• [STATED EXERCISE]:
All of the entries must be reproduced exactly, with no images carried over.

• [PROVIDED ENTRIES]:
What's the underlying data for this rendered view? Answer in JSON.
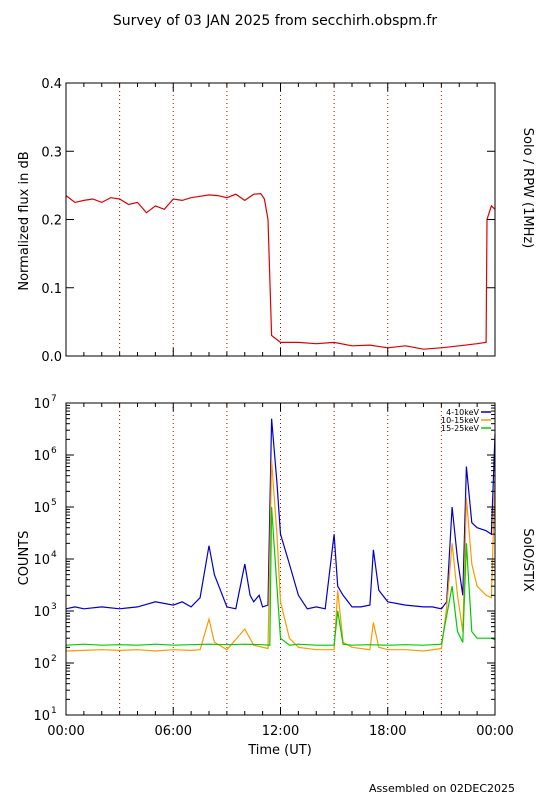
{
  "figure": {
    "title": "Survey of 03 JAN 2025 from secchirh.obspm.fr",
    "footer": "Assembled on 02DEC2025",
    "x_axis_label": "Time (UT)",
    "x_tick_labels": [
      "00:00",
      "06:00",
      "12:00",
      "18:00",
      "00:00"
    ],
    "colors": {
      "axes": "#000000",
      "gridline": "#cc0000"
    }
  },
  "chart_data": [
    {
      "type": "line",
      "right_label": "Solo / RPW (1MHz)",
      "ylabel": "Normalized flux in dB",
      "ylim": [
        0.0,
        0.4
      ],
      "yticks": [
        "0.0",
        "0.1",
        "0.2",
        "0.3",
        "0.4"
      ],
      "xlim_hours": [
        0,
        24
      ],
      "vertical_gridlines_hours": [
        3,
        6,
        9,
        12,
        15,
        18,
        21
      ],
      "series": [
        {
          "color": "#dd0000",
          "x_hours": [
            0,
            0.5,
            1,
            1.5,
            2,
            2.5,
            3,
            3.5,
            4,
            4.5,
            5,
            5.5,
            6,
            6.5,
            7,
            7.5,
            8,
            8.5,
            9,
            9.5,
            10,
            10.5,
            10.9,
            11.1,
            11.3,
            11.5,
            12,
            13,
            14,
            15,
            16,
            17,
            18,
            19,
            20,
            21,
            22,
            23,
            23.5,
            23.55,
            23.8,
            24
          ],
          "values": [
            0.235,
            0.225,
            0.228,
            0.23,
            0.225,
            0.232,
            0.23,
            0.222,
            0.225,
            0.21,
            0.22,
            0.215,
            0.23,
            0.228,
            0.232,
            0.234,
            0.236,
            0.235,
            0.232,
            0.237,
            0.228,
            0.237,
            0.238,
            0.23,
            0.2,
            0.03,
            0.02,
            0.02,
            0.018,
            0.02,
            0.015,
            0.016,
            0.012,
            0.015,
            0.01,
            0.012,
            0.015,
            0.018,
            0.02,
            0.2,
            0.22,
            0.215
          ]
        }
      ]
    },
    {
      "type": "line",
      "right_label": "SolO/STIX",
      "ylabel": "COUNTS",
      "y_scale": "log",
      "ylim": [
        10,
        10000000
      ],
      "yticks": [
        "10^1",
        "10^2",
        "10^3",
        "10^4",
        "10^5",
        "10^6",
        "10^7"
      ],
      "xlim_hours": [
        0,
        24
      ],
      "vertical_gridlines_hours": [
        3,
        6,
        9,
        12,
        15,
        18,
        21
      ],
      "legend_placement": "top-right",
      "series": [
        {
          "name": "4-10keV",
          "color": "#0000cc",
          "x_hours": [
            0,
            0.5,
            1,
            2,
            3,
            4,
            5,
            6,
            6.5,
            7,
            7.5,
            8,
            8.3,
            9,
            9.5,
            10,
            10.3,
            10.5,
            10.8,
            11,
            11.3,
            11.5,
            11.8,
            12,
            12.5,
            13,
            13.5,
            14,
            14.5,
            15,
            15.2,
            15.5,
            16,
            16.5,
            17,
            17.2,
            17.5,
            18,
            19,
            20,
            20.5,
            21,
            21.3,
            21.6,
            21.9,
            22.2,
            22.4,
            22.7,
            23,
            23.5,
            23.8,
            24
          ],
          "values": [
            1100,
            1200,
            1100,
            1200,
            1100,
            1200,
            1500,
            1300,
            1500,
            1200,
            1800,
            18000,
            5000,
            1200,
            1100,
            8000,
            2000,
            1500,
            2000,
            1200,
            1300,
            5000000,
            300000,
            30000,
            8000,
            2000,
            1100,
            1200,
            1100,
            30000,
            3000,
            2000,
            1200,
            1200,
            1300,
            15000,
            2500,
            1500,
            1300,
            1200,
            1200,
            1100,
            1500,
            100000,
            10000,
            2000,
            600000,
            50000,
            40000,
            35000,
            30000,
            2500000
          ]
        },
        {
          "name": "10-15keV",
          "color": "#ff9900",
          "x_hours": [
            0,
            1,
            2,
            3,
            4,
            5,
            6,
            7,
            7.5,
            8,
            8.3,
            9,
            10,
            10.5,
            11,
            11.3,
            11.5,
            11.8,
            12,
            12.5,
            13,
            14,
            15,
            15.2,
            15.5,
            16,
            17,
            17.2,
            17.5,
            18,
            19,
            20,
            21,
            21.3,
            21.6,
            21.9,
            22.2,
            22.4,
            22.7,
            23,
            23.5,
            23.8,
            24
          ],
          "values": [
            170,
            175,
            180,
            175,
            180,
            170,
            180,
            175,
            180,
            700,
            250,
            180,
            450,
            220,
            200,
            190,
            800000,
            30000,
            1500,
            300,
            200,
            180,
            180,
            2500,
            250,
            200,
            180,
            600,
            200,
            180,
            180,
            170,
            190,
            1200,
            20000,
            2000,
            400,
            150000,
            8000,
            3000,
            2000,
            1800,
            400000
          ]
        },
        {
          "name": "15-25keV",
          "color": "#00cc00",
          "x_hours": [
            0,
            1,
            2,
            3,
            4,
            5,
            6,
            7,
            8,
            9,
            10,
            11,
            11.4,
            11.5,
            11.8,
            12,
            12.5,
            13,
            14,
            15,
            15.2,
            15.5,
            16,
            17,
            18,
            19,
            20,
            21,
            21.6,
            21.9,
            22.2,
            22.4,
            22.7,
            23,
            23.5,
            23.8,
            24
          ],
          "values": [
            220,
            230,
            220,
            225,
            220,
            230,
            220,
            225,
            230,
            225,
            230,
            225,
            220,
            100000,
            3000,
            300,
            220,
            230,
            220,
            220,
            1000,
            230,
            220,
            225,
            220,
            225,
            220,
            230,
            3000,
            400,
            250,
            20000,
            400,
            300,
            300,
            300,
            280
          ]
        }
      ]
    }
  ]
}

• [RESULT]:
What's the underlying data for this rendered view? Answer in JSON.
{
  "figure": {
    "title": "Survey of 03 JAN 2025 from secchirh.obspm.fr",
    "footer": "Assembled on 02DEC2025",
    "x_axis_label": "Time (UT)",
    "x_tick_labels": [
      "00:00",
      "06:00",
      "12:00",
      "18:00",
      "00:00"
    ],
    "colors": {
      "axes": "#000000",
      "gridline": "#cc0000"
    }
  },
  "chart_data": [
    {
      "type": "line",
      "right_label": "Solo / RPW (1MHz)",
      "ylabel": "Normalized flux in dB",
      "ylim": [
        0.0,
        0.4
      ],
      "yticks": [
        "0.0",
        "0.1",
        "0.2",
        "0.3",
        "0.4"
      ],
      "xlim_hours": [
        0,
        24
      ],
      "vertical_gridlines_hours": [
        3,
        6,
        9,
        12,
        15,
        18,
        21
      ],
      "series": [
        {
          "color": "#dd0000",
          "x_hours": [
            0,
            0.5,
            1,
            1.5,
            2,
            2.5,
            3,
            3.5,
            4,
            4.5,
            5,
            5.5,
            6,
            6.5,
            7,
            7.5,
            8,
            8.5,
            9,
            9.5,
            10,
            10.5,
            10.9,
            11.1,
            11.3,
            11.5,
            12,
            13,
            14,
            15,
            16,
            17,
            18,
            19,
            20,
            21,
            22,
            23,
            23.5,
            23.55,
            23.8,
            24
          ],
          "values": [
            0.235,
            0.225,
            0.228,
            0.23,
            0.225,
            0.232,
            0.23,
            0.222,
            0.225,
            0.21,
            0.22,
            0.215,
            0.23,
            0.228,
            0.232,
            0.234,
            0.236,
            0.235,
            0.232,
            0.237,
            0.228,
            0.237,
            0.238,
            0.23,
            0.2,
            0.03,
            0.02,
            0.02,
            0.018,
            0.02,
            0.015,
            0.016,
            0.012,
            0.015,
            0.01,
            0.012,
            0.015,
            0.018,
            0.02,
            0.2,
            0.22,
            0.215
          ]
        }
      ]
    },
    {
      "type": "line",
      "right_label": "SolO/STIX",
      "ylabel": "COUNTS",
      "y_scale": "log",
      "ylim": [
        10,
        10000000
      ],
      "yticks": [
        "10^1",
        "10^2",
        "10^3",
        "10^4",
        "10^5",
        "10^6",
        "10^7"
      ],
      "xlim_hours": [
        0,
        24
      ],
      "vertical_gridlines_hours": [
        3,
        6,
        9,
        12,
        15,
        18,
        21
      ],
      "legend_placement": "top-right",
      "series": [
        {
          "name": "4-10keV",
          "color": "#0000cc",
          "x_hours": [
            0,
            0.5,
            1,
            2,
            3,
            4,
            5,
            6,
            6.5,
            7,
            7.5,
            8,
            8.3,
            9,
            9.5,
            10,
            10.3,
            10.5,
            10.8,
            11,
            11.3,
            11.5,
            11.8,
            12,
            12.5,
            13,
            13.5,
            14,
            14.5,
            15,
            15.2,
            15.5,
            16,
            16.5,
            17,
            17.2,
            17.5,
            18,
            19,
            20,
            20.5,
            21,
            21.3,
            21.6,
            21.9,
            22.2,
            22.4,
            22.7,
            23,
            23.5,
            23.8,
            24
          ],
          "values": [
            1100,
            1200,
            1100,
            1200,
            1100,
            1200,
            1500,
            1300,
            1500,
            1200,
            1800,
            18000,
            5000,
            1200,
            1100,
            8000,
            2000,
            1500,
            2000,
            1200,
            1300,
            5000000,
            300000,
            30000,
            8000,
            2000,
            1100,
            1200,
            1100,
            30000,
            3000,
            2000,
            1200,
            1200,
            1300,
            15000,
            2500,
            1500,
            1300,
            1200,
            1200,
            1100,
            1500,
            100000,
            10000,
            2000,
            600000,
            50000,
            40000,
            35000,
            30000,
            2500000
          ]
        },
        {
          "name": "10-15keV",
          "color": "#ff9900",
          "x_hours": [
            0,
            1,
            2,
            3,
            4,
            5,
            6,
            7,
            7.5,
            8,
            8.3,
            9,
            10,
            10.5,
            11,
            11.3,
            11.5,
            11.8,
            12,
            12.5,
            13,
            14,
            15,
            15.2,
            15.5,
            16,
            17,
            17.2,
            17.5,
            18,
            19,
            20,
            21,
            21.3,
            21.6,
            21.9,
            22.2,
            22.4,
            22.7,
            23,
            23.5,
            23.8,
            24
          ],
          "values": [
            170,
            175,
            180,
            175,
            180,
            170,
            180,
            175,
            180,
            700,
            250,
            180,
            450,
            220,
            200,
            190,
            800000,
            30000,
            1500,
            300,
            200,
            180,
            180,
            2500,
            250,
            200,
            180,
            600,
            200,
            180,
            180,
            170,
            190,
            1200,
            20000,
            2000,
            400,
            150000,
            8000,
            3000,
            2000,
            1800,
            400000
          ]
        },
        {
          "name": "15-25keV",
          "color": "#00cc00",
          "x_hours": [
            0,
            1,
            2,
            3,
            4,
            5,
            6,
            7,
            8,
            9,
            10,
            11,
            11.4,
            11.5,
            11.8,
            12,
            12.5,
            13,
            14,
            15,
            15.2,
            15.5,
            16,
            17,
            18,
            19,
            20,
            21,
            21.6,
            21.9,
            22.2,
            22.4,
            22.7,
            23,
            23.5,
            23.8,
            24
          ],
          "values": [
            220,
            230,
            220,
            225,
            220,
            230,
            220,
            225,
            230,
            225,
            230,
            225,
            220,
            100000,
            3000,
            300,
            220,
            230,
            220,
            220,
            1000,
            230,
            220,
            225,
            220,
            225,
            220,
            230,
            3000,
            400,
            250,
            20000,
            400,
            300,
            300,
            300,
            280
          ]
        }
      ]
    }
  ]
}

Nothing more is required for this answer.